[START]

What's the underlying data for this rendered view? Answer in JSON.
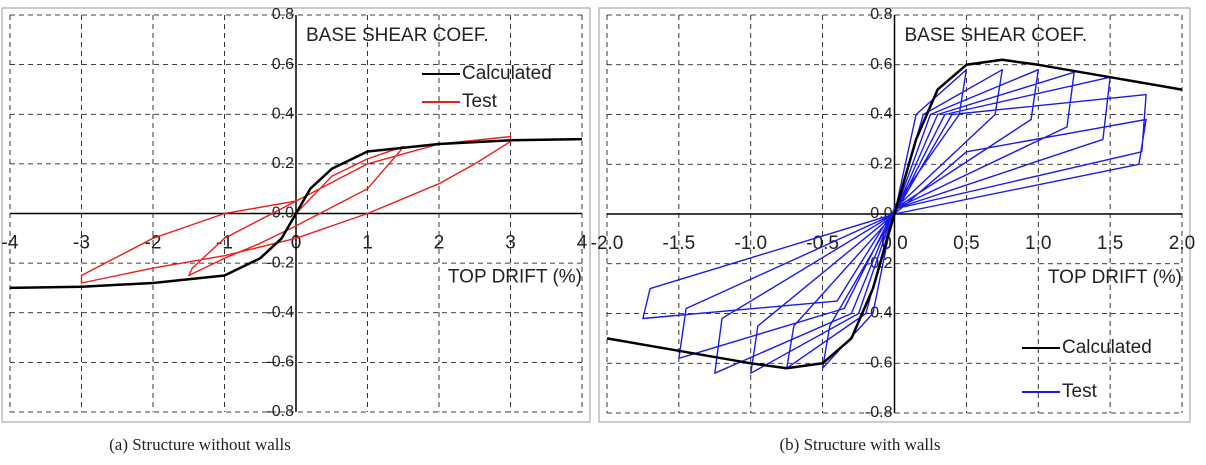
{
  "chart_data": [
    {
      "type": "line",
      "caption": "(a) Structure without walls",
      "ylabel": "BASE SHEAR COEF.",
      "xlabel": "TOP DRIFT (%)",
      "xlim": [
        -4,
        4
      ],
      "ylim": [
        -0.8,
        0.8
      ],
      "grid": true,
      "legend": "upper right",
      "xticks": [
        -4,
        -3,
        -2,
        -1,
        0,
        1,
        2,
        3,
        4
      ],
      "yticks": [
        -0.8,
        -0.6,
        -0.4,
        -0.2,
        {
          "value": 0,
          "label": "0.0"
        },
        0.2,
        0.4,
        0.6,
        0.8
      ],
      "series": [
        {
          "name": "Calculated",
          "color": "#000000",
          "x": [
            -4,
            -3,
            -2,
            -1,
            -0.5,
            -0.2,
            0,
            0.2,
            0.5,
            1,
            2,
            3,
            4
          ],
          "values": [
            -0.3,
            -0.295,
            -0.28,
            -0.25,
            -0.18,
            -0.1,
            0,
            0.1,
            0.18,
            0.25,
            0.28,
            0.295,
            0.3
          ]
        },
        {
          "name": "Test",
          "color": "#e8201c",
          "x": [
            0,
            0.5,
            1,
            1.5,
            1.45,
            1,
            0,
            -0.5,
            -1,
            -1.5,
            -1.45,
            -1,
            0,
            1,
            2,
            3,
            3,
            2.5,
            2,
            1,
            0,
            -1,
            -2,
            -3,
            -3,
            -2,
            -1,
            0
          ],
          "values": [
            0,
            0.15,
            0.22,
            0.27,
            0.25,
            0.1,
            -0.05,
            -0.12,
            -0.18,
            -0.25,
            -0.22,
            -0.1,
            0.05,
            0.2,
            0.28,
            0.31,
            0.29,
            0.2,
            0.12,
            0,
            -0.1,
            -0.17,
            -0.22,
            -0.28,
            -0.25,
            -0.1,
            0,
            0.05
          ]
        }
      ]
    },
    {
      "type": "line",
      "caption": "(b) Structure with walls",
      "ylabel": "BASE SHEAR COEF.",
      "xlabel": "TOP DRIFT (%)",
      "xlim": [
        -2,
        2
      ],
      "ylim": [
        -0.8,
        0.8
      ],
      "grid": true,
      "legend": "lower right",
      "xticks": [
        {
          "value": -2,
          "label": "-2.0"
        },
        -1.5,
        {
          "value": -1,
          "label": "-1.0"
        },
        -0.5,
        {
          "value": 0,
          "label": "0.0"
        },
        0.5,
        {
          "value": 1,
          "label": "1.0"
        },
        1.5,
        {
          "value": 2,
          "label": "2.0"
        }
      ],
      "yticks": [
        -0.8,
        -0.6,
        -0.4,
        -0.2,
        {
          "value": 0,
          "label": "0.0"
        },
        0.2,
        0.4,
        0.6,
        0.8
      ],
      "series": [
        {
          "name": "Calculated",
          "color": "#000000",
          "x": [
            -2,
            -1.5,
            -1,
            -0.75,
            -0.5,
            -0.3,
            -0.15,
            0,
            0.15,
            0.3,
            0.5,
            0.75,
            1,
            1.5,
            2
          ],
          "values": [
            -0.5,
            -0.55,
            -0.6,
            -0.62,
            -0.6,
            -0.5,
            -0.3,
            0,
            0.3,
            0.5,
            0.6,
            0.62,
            0.6,
            0.55,
            0.5
          ]
        },
        {
          "name": "Test",
          "color": "#1a1aee",
          "x": [
            0,
            0.15,
            0.5,
            0.45,
            0,
            -0.15,
            -0.5,
            -0.45,
            0,
            0.2,
            0.75,
            0.7,
            0,
            -0.2,
            -0.75,
            -0.7,
            0,
            0.25,
            1.0,
            0.95,
            0,
            -0.25,
            -1.0,
            -0.95,
            0,
            0.3,
            1.25,
            1.2,
            0,
            -0.3,
            -1.25,
            -1.2,
            0,
            0.35,
            1.5,
            1.45,
            0,
            -0.35,
            -1.5,
            -1.45,
            0,
            0.4,
            1.75,
            1.72,
            0,
            -0.4,
            -1.75,
            -1.7,
            0,
            0.5,
            1.75,
            1.7,
            0
          ],
          "values": [
            0,
            0.4,
            0.58,
            0.4,
            0.03,
            -0.4,
            -0.62,
            -0.45,
            0,
            0.4,
            0.58,
            0.4,
            0.02,
            -0.4,
            -0.62,
            -0.45,
            0,
            0.4,
            0.58,
            0.38,
            0.02,
            -0.4,
            -0.64,
            -0.45,
            0,
            0.4,
            0.57,
            0.35,
            0.02,
            -0.4,
            -0.64,
            -0.42,
            0,
            0.4,
            0.55,
            0.3,
            0.02,
            -0.38,
            -0.58,
            -0.38,
            0,
            0.4,
            0.48,
            0.25,
            0.02,
            -0.35,
            -0.42,
            -0.3,
            0,
            0.25,
            0.38,
            0.2,
            0
          ]
        }
      ]
    }
  ]
}
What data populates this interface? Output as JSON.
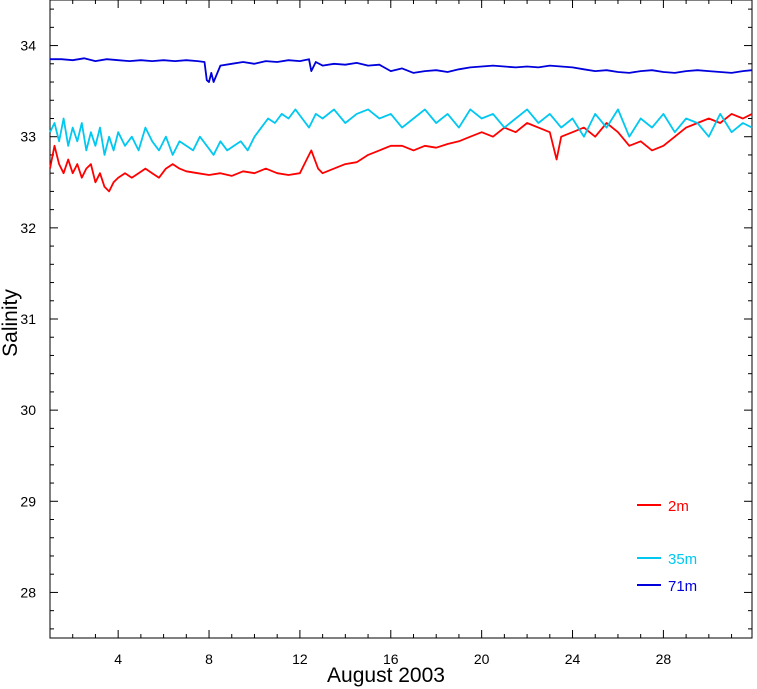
{
  "chart_data": {
    "type": "line",
    "title": "",
    "xlabel": "August 2003",
    "ylabel": "Salinity",
    "xlim": [
      1,
      31.9
    ],
    "ylim": [
      27.5,
      34.5
    ],
    "x_major_ticks": [
      4,
      8,
      12,
      16,
      20,
      24,
      28
    ],
    "x_minor_step": 1,
    "y_major_ticks": [
      28,
      29,
      30,
      31,
      32,
      33,
      34
    ],
    "y_minor_step": 0.2,
    "grid": false,
    "legend_position": "bottom-right",
    "series": [
      {
        "name": "2m",
        "color": "#ff0000",
        "x": [
          1.0,
          1.2,
          1.4,
          1.6,
          1.8,
          2.0,
          2.2,
          2.4,
          2.6,
          2.8,
          3.0,
          3.2,
          3.4,
          3.6,
          3.8,
          4.0,
          4.3,
          4.6,
          4.9,
          5.2,
          5.5,
          5.8,
          6.1,
          6.4,
          6.7,
          7.0,
          7.5,
          8.0,
          8.5,
          9.0,
          9.5,
          10.0,
          10.5,
          11.0,
          11.5,
          12.0,
          12.3,
          12.5,
          12.8,
          13.0,
          13.5,
          14.0,
          14.5,
          15.0,
          15.5,
          16.0,
          16.5,
          17.0,
          17.5,
          18.0,
          18.5,
          19.0,
          19.5,
          20.0,
          20.5,
          21.0,
          21.5,
          22.0,
          22.5,
          23.0,
          23.3,
          23.5,
          24.0,
          24.5,
          25.0,
          25.5,
          26.0,
          26.5,
          27.0,
          27.5,
          28.0,
          28.5,
          29.0,
          29.5,
          30.0,
          30.5,
          31.0,
          31.5,
          31.9
        ],
        "values": [
          32.65,
          32.9,
          32.7,
          32.6,
          32.75,
          32.6,
          32.7,
          32.55,
          32.65,
          32.7,
          32.5,
          32.6,
          32.45,
          32.4,
          32.5,
          32.55,
          32.6,
          32.55,
          32.6,
          32.65,
          32.6,
          32.55,
          32.65,
          32.7,
          32.65,
          32.62,
          32.6,
          32.58,
          32.6,
          32.57,
          32.62,
          32.6,
          32.65,
          32.6,
          32.58,
          32.6,
          32.75,
          32.85,
          32.65,
          32.6,
          32.65,
          32.7,
          32.72,
          32.8,
          32.85,
          32.9,
          32.9,
          32.85,
          32.9,
          32.88,
          32.92,
          32.95,
          33.0,
          33.05,
          33.0,
          33.1,
          33.05,
          33.15,
          33.1,
          33.05,
          32.75,
          33.0,
          33.05,
          33.1,
          33.0,
          33.15,
          33.05,
          32.9,
          32.95,
          32.85,
          32.9,
          33.0,
          33.1,
          33.15,
          33.2,
          33.15,
          33.25,
          33.2,
          33.25
        ]
      },
      {
        "name": "35m",
        "color": "#00c8f0",
        "x": [
          1.0,
          1.2,
          1.4,
          1.6,
          1.8,
          2.0,
          2.2,
          2.4,
          2.6,
          2.8,
          3.0,
          3.2,
          3.4,
          3.6,
          3.8,
          4.0,
          4.3,
          4.6,
          4.9,
          5.2,
          5.5,
          5.8,
          6.1,
          6.4,
          6.7,
          7.0,
          7.3,
          7.6,
          7.9,
          8.2,
          8.5,
          8.8,
          9.1,
          9.4,
          9.7,
          10.0,
          10.3,
          10.6,
          10.9,
          11.2,
          11.5,
          11.8,
          12.1,
          12.4,
          12.7,
          13.0,
          13.5,
          14.0,
          14.5,
          15.0,
          15.5,
          16.0,
          16.5,
          17.0,
          17.5,
          18.0,
          18.5,
          19.0,
          19.5,
          20.0,
          20.5,
          21.0,
          21.5,
          22.0,
          22.5,
          23.0,
          23.5,
          24.0,
          24.5,
          25.0,
          25.5,
          26.0,
          26.5,
          27.0,
          27.5,
          28.0,
          28.5,
          29.0,
          29.5,
          30.0,
          30.5,
          31.0,
          31.5,
          31.9
        ],
        "values": [
          33.05,
          33.15,
          32.95,
          33.2,
          32.9,
          33.1,
          32.95,
          33.15,
          32.85,
          33.05,
          32.9,
          33.1,
          32.8,
          33.0,
          32.85,
          33.05,
          32.9,
          33.0,
          32.85,
          33.1,
          32.95,
          32.85,
          33.0,
          32.8,
          32.95,
          32.9,
          32.85,
          33.0,
          32.9,
          32.8,
          32.95,
          32.85,
          32.9,
          32.95,
          32.85,
          33.0,
          33.1,
          33.2,
          33.15,
          33.25,
          33.2,
          33.3,
          33.2,
          33.1,
          33.25,
          33.2,
          33.3,
          33.15,
          33.25,
          33.3,
          33.2,
          33.25,
          33.1,
          33.2,
          33.3,
          33.15,
          33.25,
          33.1,
          33.3,
          33.2,
          33.25,
          33.1,
          33.2,
          33.3,
          33.15,
          33.25,
          33.1,
          33.2,
          33.0,
          33.25,
          33.1,
          33.3,
          33.0,
          33.2,
          33.1,
          33.25,
          33.05,
          33.2,
          33.15,
          33.0,
          33.25,
          33.05,
          33.15,
          33.1
        ]
      },
      {
        "name": "71m",
        "color": "#0000dd",
        "x": [
          1.0,
          1.5,
          2.0,
          2.5,
          3.0,
          3.5,
          4.0,
          4.5,
          5.0,
          5.5,
          6.0,
          6.5,
          7.0,
          7.5,
          7.8,
          7.9,
          8.0,
          8.1,
          8.2,
          8.5,
          9.0,
          9.5,
          10.0,
          10.5,
          11.0,
          11.5,
          12.0,
          12.4,
          12.5,
          12.7,
          13.0,
          13.5,
          14.0,
          14.5,
          15.0,
          15.5,
          16.0,
          16.5,
          17.0,
          17.5,
          18.0,
          18.5,
          19.0,
          19.5,
          20.0,
          20.5,
          21.0,
          21.5,
          22.0,
          22.5,
          23.0,
          23.5,
          24.0,
          24.5,
          25.0,
          25.5,
          26.0,
          26.5,
          27.0,
          27.5,
          28.0,
          28.5,
          29.0,
          29.5,
          30.0,
          30.5,
          31.0,
          31.5,
          31.9
        ],
        "values": [
          33.85,
          33.85,
          33.84,
          33.86,
          33.83,
          33.85,
          33.84,
          33.83,
          33.84,
          33.83,
          33.84,
          33.83,
          33.84,
          33.83,
          33.82,
          33.62,
          33.6,
          33.7,
          33.6,
          33.78,
          33.8,
          33.82,
          33.8,
          33.83,
          33.82,
          33.84,
          33.83,
          33.85,
          33.72,
          33.82,
          33.78,
          33.8,
          33.79,
          33.81,
          33.78,
          33.79,
          33.72,
          33.75,
          33.7,
          33.72,
          33.73,
          33.71,
          33.74,
          33.76,
          33.77,
          33.78,
          33.77,
          33.76,
          33.77,
          33.76,
          33.78,
          33.77,
          33.76,
          33.74,
          33.72,
          33.73,
          33.71,
          33.7,
          33.72,
          33.73,
          33.71,
          33.7,
          33.72,
          33.73,
          33.72,
          33.71,
          33.7,
          33.72,
          33.73
        ]
      }
    ]
  }
}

[END]

* **PROBLEM REQUIREMENTS**
Copy out every line of the data that includes "Structure".

* **SOLUTION TO THIS EXERCISE**
      "caption": "(a) Structure without walls",
      "caption": "(b) Structure with walls",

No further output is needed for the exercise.